Passage to read:
Kentucky Considering Legalizing Direct-to-Consumer Wine Shipments: A pending bill in Kentucky would permit direct-to-consumer wine shipments in the state. The bourbon industry is lobbying for an amendment that would expand the bill to include spirits. Kentucky is currently one of five states that do not permit wine shipments to consumers. In April 2018, Kentucky passed a bill allowing limited shipments of wine and spirits from Kentucky wineries and distilleries to Kentucky residents. That limited bill only applied if residents were part of a wine club or were tasting wine/alcohol on the premises.
New York City Considers Foie Gras Ban: The New York City Council is considering a bill to prohibit restaurants and vendors from offering foie gras to consumers. If the law is passed, selling foie gras would be punishable by fines of up to $1,000 or up to a year in jail.
Second Circuit Upholds Connecticut Liquor Control Law: On February 20, 2019, the Court of Appeals for the Second Circuit upheld Connecticut’s Liquor Control Act against a challenge from Total Wine & More. Total Wine challenged three different provisions in the Liquor Control Act, arguing that those provisions violated the Sherman Act and effectively fixed prices and reduced compensation. Connecticut’s law requires, among other things that: (1) state-licensed wholesalers post a bottle price and case price with the state; (2) retailers sell alcohol beverages to customers at or above a statutorily defined cost; and (3) wholesalers could not offer volume discount prices and had to charge every retailer the same price. The Court held that Connecticut’s alcohol laws did not necessarily force alcohol beverage wholesalers and retailers to conspire in violation of the Sherman Act and, therefore, that the Liquor Control Act was not preempted.
Wendy’s Settles Data Breach Claims for $50 Million: On February 13, 2019, Wendy’s announced that it had reached a $50 million settlement with a group of financial institutions to resolve all legal issues that arose in the aftermath of data breach attacks. Those data breaches exposed the credit card information of customers at more than 1,000 locations. Wendy’s reached a separate settlement with consumers affected by the breach.
Produce Safety Rule Inspections to Begin in Spring 2019: On February 11, 2019, the FDA announced that it would begin routine inspections of large farms in Spring 2019. These inspections would verify that farms are complying with the requirements of the Product Safety Rule. The Produce Safety Rulewas established by the Food Safety Modernization Act. Although the rule had a compliance date of January 2018, the FDA delayed inspections until Spring 2019 in order to allow for more guidance, training, and preparation time for stakeholders.
FDA Announces Imported Food Safety Strategy: On February 25, 2019, the FDA announceda new strategy to ensure that international food imports follow the same safety standards as domestically produced food. This strategy would combine on-site inspections of foreign food facilities, a Food Safety Verification Program, and an accredited third-party certification program. The U.S. currently imports 15% of its food from more than 20 countries.
CBD Hearings on the Horizon: On February 27, 2019, FDA Commissioner Scott Gottlieb announced that the agency would be setting a public meeting in April to discuss future regulations for the cannabis industry in the light of the 2018 Farm Bill. These meetings come at an uncertain time for the CBD industry, where some state and local governments have been cracking down on CBD products, even after industrial hemp was de-regulated in the Farm Bill.

[Data for recognizing document structure]
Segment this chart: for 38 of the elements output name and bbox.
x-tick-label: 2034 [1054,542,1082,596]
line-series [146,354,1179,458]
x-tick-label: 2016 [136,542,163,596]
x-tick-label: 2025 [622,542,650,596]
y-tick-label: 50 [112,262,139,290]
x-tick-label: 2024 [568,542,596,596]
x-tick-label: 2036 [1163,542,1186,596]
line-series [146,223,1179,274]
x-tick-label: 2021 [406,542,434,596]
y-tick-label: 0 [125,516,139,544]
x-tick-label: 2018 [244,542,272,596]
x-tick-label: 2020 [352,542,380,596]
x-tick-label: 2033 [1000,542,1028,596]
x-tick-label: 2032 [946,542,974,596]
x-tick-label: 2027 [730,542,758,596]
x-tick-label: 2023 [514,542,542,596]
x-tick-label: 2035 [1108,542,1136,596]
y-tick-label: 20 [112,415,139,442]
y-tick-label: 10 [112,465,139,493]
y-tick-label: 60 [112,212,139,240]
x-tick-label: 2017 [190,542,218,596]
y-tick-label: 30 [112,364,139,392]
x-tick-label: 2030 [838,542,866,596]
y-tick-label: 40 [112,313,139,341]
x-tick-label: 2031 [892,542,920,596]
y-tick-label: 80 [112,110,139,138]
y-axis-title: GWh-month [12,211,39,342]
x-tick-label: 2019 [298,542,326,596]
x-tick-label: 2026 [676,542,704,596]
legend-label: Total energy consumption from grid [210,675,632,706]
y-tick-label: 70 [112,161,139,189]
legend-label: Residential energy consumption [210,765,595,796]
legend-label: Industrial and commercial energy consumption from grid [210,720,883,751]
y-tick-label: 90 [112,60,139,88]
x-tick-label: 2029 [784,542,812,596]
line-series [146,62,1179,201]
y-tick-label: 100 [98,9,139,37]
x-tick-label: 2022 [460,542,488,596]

Task item: From the food and beverage law news roundup above, extract everything from "FDA Announces Imported" down to "the Farm Bill.".

The answer:
FDA Announces Imported Food Safety Strategy: On February 25, 2019, the FDA announceda new strategy to ensure that international food imports follow the same safety standards as domestically produced food. This strategy would combine on-site inspections of foreign food facilities, a Food Safety Verification Program, and an accredited third-party certification program. The U.S. currently imports 15% of its food from more than 20 countries.
CBD Hearings on the Horizon: On February 27, 2019, FDA Commissioner Scott Gottlieb announced that the agency would be setting a public meeting in April to discuss future regulations for the cannabis industry in the light of the 2018 Farm Bill. These meetings come at an uncertain time for the CBD industry, where some state and local governments have been cracking down on CBD products, even after industrial hemp was de-regulated in the Farm Bill.